Work instructions >>
(1) From the forum thread below, copy word for word the passage that begins at "No, not in original" and ends after "attributed to my dog.".
(2) In the forum thread below, which two behaviors does chelle say were attributed to the OP's dog even though the OP never stated them?

Given text >>
*****
The thing is the OP is going to have to find ways to do things around what this crazy old lady is doing. I highly doubt he'll get a restraining order just because the lady is being annoying and nosy, but going to the police and reporting her is a good start. The blinds as mentioned should help. The training should also help quiet his dog down a bit and hopefully restore peace between the two. Some good old fashioned just pretending like the lady and her dog don't exist should really help.

Remember though, we're only hearing side A of the story. Not to say this isn't true, but I'm trying to be objective when I give advice with a situation like this.


----------



## PaddyD (Jul 22, 2010)

opcorn:


----------



## Syaoransbear (Sep 25, 2008)

JakodaCD OA said:


> OMG, here we go again, PEOPLE read her post carefully,
> 
> The old woman is bringing her dog UP to her front picture window, lifting him up at times and HE (mutt) is barking!...Tell me, if some one did that in your yard do you think the majority of Fido's are gonna go sit in the window, waggy faced and say HEY HOW YA DOIN? I doubt it.
> 
> ...


Well, that piece of information about actually lifting the dog up into the window was not in the original post. If she's that close to the window that she is lifting her dog up and putting it in the window, well then she's a peeping tom for staring in the OP's window and that could easily be reported to police.


----------



## jetscarbie (Feb 29, 2008)

Well, I'll reply to the "buds" thing since I am the only one that suggest trying to be buds with the older lady.

What is wrong with my answer? I would think op wants to get along with the neighbor. I would, but thats just me.

How do any of us know if the old lady has something wrong with her...like dementia? Could be why one day she said she wanted op's dog and the next she is complaining about him. How do we really know if she's picking the dog up to tease the other dog....or just picking the dog up bc.......she's just one of those people that carries their dog everywhere? I have no pictures to show me the layout out of their apt. Complex. Could be the bathroom is right in front of op's window.

I personally don't see what I said wrong about trying to be "buds" with your neighbor. I know there is a lot a negative post about neighbors..........but I adore my neighbors. I believe in trying to work with them.


----------



## chelle (Feb 1, 2009)

Syaoransbear said:


> *Well, that piece of information about actually lifting the dog up into the window was not in the original post*. If she's that close to the window that she is lifting her dog up and putting it in the window, well then she's a peeping tom for staring in the OP's window and that could easily be reported to police.


No, not in original post, but it was said and apparently not noted. If someone is wishing to dispense advice, it would be best if the entire thread and resulting clarifications and details are read!!!!!!!!

Other things were attributed to this OP and his dog that were never said. Lunging, growling. OP never once stated that and I feel that was out of line to make that "jump." He said only that his dog has barked at the woman's small mutty dog and pulled on the leash exactly once. How in the world some people drew the conclusions they did about this dog is well beyond me.

I would also be rude (as the OP was accused of several times,) if things I had never said were attributed to my dog.
*****
Records >>
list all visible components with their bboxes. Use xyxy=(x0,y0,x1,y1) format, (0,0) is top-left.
*****
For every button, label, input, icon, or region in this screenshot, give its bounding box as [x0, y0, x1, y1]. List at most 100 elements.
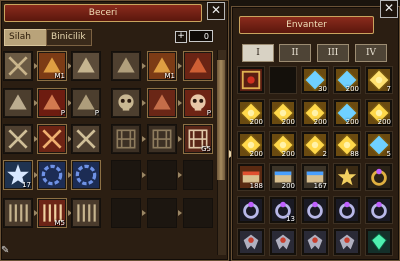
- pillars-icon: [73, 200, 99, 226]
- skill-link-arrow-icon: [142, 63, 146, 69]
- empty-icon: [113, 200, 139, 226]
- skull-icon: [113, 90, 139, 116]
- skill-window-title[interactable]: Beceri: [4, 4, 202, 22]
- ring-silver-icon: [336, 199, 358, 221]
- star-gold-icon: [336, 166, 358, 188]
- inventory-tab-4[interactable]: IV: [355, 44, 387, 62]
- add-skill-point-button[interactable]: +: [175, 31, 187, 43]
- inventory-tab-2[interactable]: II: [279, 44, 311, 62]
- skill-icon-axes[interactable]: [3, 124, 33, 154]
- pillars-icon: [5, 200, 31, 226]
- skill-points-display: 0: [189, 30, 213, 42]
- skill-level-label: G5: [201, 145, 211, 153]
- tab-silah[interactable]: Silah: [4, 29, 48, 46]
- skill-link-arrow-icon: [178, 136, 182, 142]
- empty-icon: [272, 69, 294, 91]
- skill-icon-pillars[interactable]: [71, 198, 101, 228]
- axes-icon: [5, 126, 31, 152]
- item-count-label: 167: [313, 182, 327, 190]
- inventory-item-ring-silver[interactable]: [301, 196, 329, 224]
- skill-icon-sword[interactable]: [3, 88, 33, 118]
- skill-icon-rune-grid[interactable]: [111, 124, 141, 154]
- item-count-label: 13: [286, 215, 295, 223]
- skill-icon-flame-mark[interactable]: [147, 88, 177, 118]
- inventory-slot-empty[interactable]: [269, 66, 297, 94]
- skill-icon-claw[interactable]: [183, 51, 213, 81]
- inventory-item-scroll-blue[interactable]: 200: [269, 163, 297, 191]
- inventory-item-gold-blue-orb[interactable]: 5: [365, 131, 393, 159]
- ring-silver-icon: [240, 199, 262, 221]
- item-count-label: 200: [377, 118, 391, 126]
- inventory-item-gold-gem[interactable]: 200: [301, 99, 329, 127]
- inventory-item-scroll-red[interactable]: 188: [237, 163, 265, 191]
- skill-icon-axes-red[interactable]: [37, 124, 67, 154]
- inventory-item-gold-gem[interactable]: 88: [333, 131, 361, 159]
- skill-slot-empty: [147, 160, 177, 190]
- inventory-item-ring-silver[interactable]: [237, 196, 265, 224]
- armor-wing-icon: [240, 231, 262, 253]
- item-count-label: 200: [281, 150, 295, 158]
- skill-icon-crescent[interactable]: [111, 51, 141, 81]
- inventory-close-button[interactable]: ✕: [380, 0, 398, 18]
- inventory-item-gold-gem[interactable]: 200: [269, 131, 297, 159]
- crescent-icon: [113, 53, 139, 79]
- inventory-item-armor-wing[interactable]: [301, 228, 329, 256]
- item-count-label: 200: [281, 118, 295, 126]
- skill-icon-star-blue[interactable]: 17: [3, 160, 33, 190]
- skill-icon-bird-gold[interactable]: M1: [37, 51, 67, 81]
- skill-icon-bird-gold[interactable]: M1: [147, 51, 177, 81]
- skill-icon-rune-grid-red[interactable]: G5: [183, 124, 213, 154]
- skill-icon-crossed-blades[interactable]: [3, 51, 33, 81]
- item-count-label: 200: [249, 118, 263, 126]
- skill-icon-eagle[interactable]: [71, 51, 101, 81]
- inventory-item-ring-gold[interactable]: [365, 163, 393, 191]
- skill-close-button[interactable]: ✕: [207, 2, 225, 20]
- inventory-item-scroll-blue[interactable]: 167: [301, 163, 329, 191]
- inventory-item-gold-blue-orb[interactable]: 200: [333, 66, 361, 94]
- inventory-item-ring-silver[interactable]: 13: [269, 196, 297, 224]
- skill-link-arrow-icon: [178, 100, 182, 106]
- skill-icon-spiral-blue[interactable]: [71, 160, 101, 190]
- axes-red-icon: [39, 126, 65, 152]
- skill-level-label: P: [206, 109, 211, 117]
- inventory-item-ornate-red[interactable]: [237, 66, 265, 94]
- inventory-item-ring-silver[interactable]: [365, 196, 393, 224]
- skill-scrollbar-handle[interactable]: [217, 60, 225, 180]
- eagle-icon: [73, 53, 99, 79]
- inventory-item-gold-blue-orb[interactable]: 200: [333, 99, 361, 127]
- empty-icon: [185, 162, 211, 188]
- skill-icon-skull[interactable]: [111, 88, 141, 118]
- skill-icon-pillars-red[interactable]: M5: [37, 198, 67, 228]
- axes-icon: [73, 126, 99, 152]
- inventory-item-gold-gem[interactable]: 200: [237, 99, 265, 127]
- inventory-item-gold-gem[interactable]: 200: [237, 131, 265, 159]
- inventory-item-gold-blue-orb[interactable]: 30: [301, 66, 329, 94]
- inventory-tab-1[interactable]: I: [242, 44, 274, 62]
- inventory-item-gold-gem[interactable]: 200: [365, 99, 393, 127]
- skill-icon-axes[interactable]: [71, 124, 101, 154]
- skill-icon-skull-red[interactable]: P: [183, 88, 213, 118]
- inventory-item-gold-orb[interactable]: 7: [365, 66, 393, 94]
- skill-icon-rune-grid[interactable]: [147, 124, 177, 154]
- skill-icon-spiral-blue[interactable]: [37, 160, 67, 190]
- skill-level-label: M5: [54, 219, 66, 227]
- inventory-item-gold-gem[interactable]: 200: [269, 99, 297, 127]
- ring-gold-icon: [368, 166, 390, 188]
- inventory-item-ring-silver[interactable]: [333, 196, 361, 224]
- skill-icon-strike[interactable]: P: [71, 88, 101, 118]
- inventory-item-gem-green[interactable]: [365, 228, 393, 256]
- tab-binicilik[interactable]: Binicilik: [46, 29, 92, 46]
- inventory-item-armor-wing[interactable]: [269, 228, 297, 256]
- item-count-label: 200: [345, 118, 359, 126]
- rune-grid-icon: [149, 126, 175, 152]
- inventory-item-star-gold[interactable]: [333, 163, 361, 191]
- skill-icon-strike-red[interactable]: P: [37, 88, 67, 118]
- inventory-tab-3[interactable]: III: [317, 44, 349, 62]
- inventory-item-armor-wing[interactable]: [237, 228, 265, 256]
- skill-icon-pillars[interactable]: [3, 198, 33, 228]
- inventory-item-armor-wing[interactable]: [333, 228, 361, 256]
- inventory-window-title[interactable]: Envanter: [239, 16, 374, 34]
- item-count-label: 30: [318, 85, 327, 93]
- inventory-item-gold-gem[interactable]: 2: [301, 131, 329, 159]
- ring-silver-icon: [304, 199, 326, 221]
*****
Answers for this exercise >>
(1)
No, not in original post, but it was said and apparently not noted. If someone is wishing to dispense advice, it would be best if the entire thread and resulting clarifications and details are read!!!!!!!!

Other things were attributed to this OP and his dog that were never said. Lunging, growling. OP never once stated that and I feel that was out of line to make that "jump." He said only that his dog has barked at the woman's small mutty dog and pulled on the leash exactly once. How in the world some people drew the conclusions they did about this dog is well beyond me.

I would also be rude (as the OP was accused of several times,) if things I had never said were attributed to my dog.

(2) Lunging and growling.